◆ **What the task requires**
Filter the lines below, copying only those with the string "text".

== == ==

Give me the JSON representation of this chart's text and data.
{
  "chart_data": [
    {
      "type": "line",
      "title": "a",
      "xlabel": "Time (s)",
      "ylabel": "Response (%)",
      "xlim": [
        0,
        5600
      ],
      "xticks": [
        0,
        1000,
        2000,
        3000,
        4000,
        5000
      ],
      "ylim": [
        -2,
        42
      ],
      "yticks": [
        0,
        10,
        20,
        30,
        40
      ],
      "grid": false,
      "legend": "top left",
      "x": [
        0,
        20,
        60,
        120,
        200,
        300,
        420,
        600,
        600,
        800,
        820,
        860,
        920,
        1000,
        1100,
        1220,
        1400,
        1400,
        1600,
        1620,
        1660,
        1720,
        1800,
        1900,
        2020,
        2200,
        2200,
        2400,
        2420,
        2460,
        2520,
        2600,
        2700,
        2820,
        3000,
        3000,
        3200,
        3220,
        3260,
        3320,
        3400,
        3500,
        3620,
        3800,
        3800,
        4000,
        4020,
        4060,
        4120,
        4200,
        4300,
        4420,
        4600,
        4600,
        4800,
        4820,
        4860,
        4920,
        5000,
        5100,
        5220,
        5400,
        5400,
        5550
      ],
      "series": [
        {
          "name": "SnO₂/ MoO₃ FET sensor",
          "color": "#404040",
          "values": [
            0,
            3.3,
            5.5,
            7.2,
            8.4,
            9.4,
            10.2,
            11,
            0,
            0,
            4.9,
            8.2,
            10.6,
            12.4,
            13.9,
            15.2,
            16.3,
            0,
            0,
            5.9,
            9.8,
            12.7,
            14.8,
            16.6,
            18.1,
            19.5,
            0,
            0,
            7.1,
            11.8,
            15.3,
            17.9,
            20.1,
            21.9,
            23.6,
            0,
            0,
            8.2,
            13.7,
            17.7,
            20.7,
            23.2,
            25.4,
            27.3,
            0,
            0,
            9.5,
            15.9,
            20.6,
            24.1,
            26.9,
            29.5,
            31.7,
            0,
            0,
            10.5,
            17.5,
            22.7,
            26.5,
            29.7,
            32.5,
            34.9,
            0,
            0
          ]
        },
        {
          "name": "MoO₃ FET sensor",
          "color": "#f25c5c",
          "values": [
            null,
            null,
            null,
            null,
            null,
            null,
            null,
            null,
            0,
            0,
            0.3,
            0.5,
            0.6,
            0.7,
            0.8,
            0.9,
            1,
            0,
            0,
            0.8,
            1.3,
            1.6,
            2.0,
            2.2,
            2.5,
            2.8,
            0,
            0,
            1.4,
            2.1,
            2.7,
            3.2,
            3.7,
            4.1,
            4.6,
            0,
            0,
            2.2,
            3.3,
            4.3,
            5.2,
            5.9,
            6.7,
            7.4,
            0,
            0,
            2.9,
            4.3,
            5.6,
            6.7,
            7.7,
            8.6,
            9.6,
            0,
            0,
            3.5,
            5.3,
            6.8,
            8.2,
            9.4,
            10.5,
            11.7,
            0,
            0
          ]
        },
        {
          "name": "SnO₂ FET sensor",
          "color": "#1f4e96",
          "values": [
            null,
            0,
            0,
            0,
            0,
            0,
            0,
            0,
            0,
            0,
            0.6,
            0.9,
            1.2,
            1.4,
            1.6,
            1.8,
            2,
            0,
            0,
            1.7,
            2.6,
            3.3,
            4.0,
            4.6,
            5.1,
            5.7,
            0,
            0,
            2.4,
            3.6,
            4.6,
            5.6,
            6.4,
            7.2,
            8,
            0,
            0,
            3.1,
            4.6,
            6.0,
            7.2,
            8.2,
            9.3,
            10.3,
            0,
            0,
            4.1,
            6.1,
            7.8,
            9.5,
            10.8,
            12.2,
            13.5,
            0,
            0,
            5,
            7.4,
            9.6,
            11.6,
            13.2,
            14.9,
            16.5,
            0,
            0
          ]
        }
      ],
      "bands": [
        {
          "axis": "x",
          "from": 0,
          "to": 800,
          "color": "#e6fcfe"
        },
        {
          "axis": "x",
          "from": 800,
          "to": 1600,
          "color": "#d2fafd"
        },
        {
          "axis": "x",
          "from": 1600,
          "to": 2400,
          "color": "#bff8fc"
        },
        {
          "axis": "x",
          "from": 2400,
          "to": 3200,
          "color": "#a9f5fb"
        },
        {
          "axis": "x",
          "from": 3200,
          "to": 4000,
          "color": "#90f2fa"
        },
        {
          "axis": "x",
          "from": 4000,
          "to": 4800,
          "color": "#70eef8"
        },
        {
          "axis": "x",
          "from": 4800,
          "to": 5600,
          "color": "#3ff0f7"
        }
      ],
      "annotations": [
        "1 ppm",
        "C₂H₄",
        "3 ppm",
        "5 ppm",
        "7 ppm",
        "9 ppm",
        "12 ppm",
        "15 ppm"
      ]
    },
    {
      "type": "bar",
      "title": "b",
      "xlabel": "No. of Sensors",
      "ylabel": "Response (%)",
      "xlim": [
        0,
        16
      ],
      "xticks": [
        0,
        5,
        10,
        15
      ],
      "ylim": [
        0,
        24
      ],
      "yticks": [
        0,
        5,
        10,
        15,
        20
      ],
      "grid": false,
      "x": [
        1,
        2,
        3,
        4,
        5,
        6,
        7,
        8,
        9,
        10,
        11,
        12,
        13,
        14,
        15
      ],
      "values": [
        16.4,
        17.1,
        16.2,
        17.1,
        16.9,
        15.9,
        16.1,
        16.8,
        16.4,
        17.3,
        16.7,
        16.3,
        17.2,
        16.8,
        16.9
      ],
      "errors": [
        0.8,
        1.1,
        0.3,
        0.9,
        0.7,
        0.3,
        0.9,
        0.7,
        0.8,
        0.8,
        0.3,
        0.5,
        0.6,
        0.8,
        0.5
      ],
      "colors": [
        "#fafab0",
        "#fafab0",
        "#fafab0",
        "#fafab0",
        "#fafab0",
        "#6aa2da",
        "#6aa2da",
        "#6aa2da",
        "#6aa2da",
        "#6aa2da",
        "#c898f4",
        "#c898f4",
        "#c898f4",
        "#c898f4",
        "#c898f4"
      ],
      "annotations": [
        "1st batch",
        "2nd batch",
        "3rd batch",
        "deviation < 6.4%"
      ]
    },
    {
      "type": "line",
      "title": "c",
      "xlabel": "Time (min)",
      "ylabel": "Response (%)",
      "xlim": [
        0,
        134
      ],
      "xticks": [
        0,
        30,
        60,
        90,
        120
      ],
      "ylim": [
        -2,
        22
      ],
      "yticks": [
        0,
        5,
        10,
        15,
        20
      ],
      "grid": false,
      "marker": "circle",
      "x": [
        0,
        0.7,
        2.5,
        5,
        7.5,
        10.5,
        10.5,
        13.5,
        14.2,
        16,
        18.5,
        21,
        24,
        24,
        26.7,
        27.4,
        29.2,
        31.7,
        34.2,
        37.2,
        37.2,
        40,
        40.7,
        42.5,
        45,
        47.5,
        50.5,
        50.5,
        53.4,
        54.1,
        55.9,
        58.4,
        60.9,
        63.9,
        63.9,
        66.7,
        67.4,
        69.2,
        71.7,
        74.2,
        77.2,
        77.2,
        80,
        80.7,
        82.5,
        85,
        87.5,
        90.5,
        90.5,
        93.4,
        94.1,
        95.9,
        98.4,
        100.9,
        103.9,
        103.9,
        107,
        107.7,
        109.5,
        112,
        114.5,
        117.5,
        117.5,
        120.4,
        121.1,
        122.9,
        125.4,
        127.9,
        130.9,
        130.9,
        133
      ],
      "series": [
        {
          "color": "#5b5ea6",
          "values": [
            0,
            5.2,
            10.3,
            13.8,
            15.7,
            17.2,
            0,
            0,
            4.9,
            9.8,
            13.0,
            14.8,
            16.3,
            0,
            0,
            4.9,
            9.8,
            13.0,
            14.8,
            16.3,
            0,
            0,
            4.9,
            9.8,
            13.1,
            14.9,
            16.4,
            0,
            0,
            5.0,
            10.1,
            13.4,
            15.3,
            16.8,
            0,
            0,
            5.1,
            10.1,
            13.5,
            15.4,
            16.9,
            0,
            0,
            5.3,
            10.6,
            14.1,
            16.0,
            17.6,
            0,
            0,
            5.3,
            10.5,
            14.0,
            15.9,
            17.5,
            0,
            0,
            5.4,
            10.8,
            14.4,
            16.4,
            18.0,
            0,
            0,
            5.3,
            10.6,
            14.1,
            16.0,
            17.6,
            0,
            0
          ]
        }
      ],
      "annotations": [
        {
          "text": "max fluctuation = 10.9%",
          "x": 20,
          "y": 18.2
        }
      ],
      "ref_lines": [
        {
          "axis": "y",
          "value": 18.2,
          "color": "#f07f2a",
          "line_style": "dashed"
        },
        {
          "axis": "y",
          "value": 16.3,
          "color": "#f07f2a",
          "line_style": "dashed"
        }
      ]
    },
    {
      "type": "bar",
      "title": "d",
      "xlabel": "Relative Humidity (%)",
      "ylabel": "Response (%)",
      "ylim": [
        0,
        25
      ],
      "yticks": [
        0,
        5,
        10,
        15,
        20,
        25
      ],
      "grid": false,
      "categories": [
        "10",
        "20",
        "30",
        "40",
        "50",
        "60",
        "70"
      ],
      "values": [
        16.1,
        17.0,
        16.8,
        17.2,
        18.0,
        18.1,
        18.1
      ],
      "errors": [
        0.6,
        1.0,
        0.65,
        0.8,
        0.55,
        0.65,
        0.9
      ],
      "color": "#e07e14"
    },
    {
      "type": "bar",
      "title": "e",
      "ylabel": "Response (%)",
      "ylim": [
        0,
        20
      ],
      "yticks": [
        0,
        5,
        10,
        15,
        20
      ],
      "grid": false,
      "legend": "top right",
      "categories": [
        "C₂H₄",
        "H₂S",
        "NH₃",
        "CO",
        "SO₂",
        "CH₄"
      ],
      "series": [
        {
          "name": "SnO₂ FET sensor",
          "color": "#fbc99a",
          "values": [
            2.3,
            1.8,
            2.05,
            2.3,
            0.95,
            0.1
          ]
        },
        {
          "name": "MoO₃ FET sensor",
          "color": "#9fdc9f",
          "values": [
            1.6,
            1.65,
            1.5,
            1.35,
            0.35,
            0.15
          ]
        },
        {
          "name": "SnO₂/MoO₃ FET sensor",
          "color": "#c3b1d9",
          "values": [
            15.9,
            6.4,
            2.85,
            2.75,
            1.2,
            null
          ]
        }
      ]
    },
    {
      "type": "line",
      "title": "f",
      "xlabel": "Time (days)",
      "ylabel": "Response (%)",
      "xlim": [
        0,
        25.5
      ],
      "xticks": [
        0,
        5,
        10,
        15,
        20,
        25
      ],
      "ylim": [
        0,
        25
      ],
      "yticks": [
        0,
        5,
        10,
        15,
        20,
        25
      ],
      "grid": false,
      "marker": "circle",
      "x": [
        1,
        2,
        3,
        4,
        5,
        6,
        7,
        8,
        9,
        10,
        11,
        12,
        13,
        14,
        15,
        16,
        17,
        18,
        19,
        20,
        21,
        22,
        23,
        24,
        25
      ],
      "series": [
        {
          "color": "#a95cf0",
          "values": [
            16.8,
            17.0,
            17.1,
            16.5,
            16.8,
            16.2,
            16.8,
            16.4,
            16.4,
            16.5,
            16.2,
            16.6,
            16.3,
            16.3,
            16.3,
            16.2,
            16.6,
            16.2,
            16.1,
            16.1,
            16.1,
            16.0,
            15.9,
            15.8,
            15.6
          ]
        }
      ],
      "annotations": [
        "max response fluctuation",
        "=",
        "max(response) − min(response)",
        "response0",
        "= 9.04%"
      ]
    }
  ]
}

== == ==

◆ **Full answer**
Give me the JSON representation of this chart's text and data.
          "text": "max fluctuation = 10.9%",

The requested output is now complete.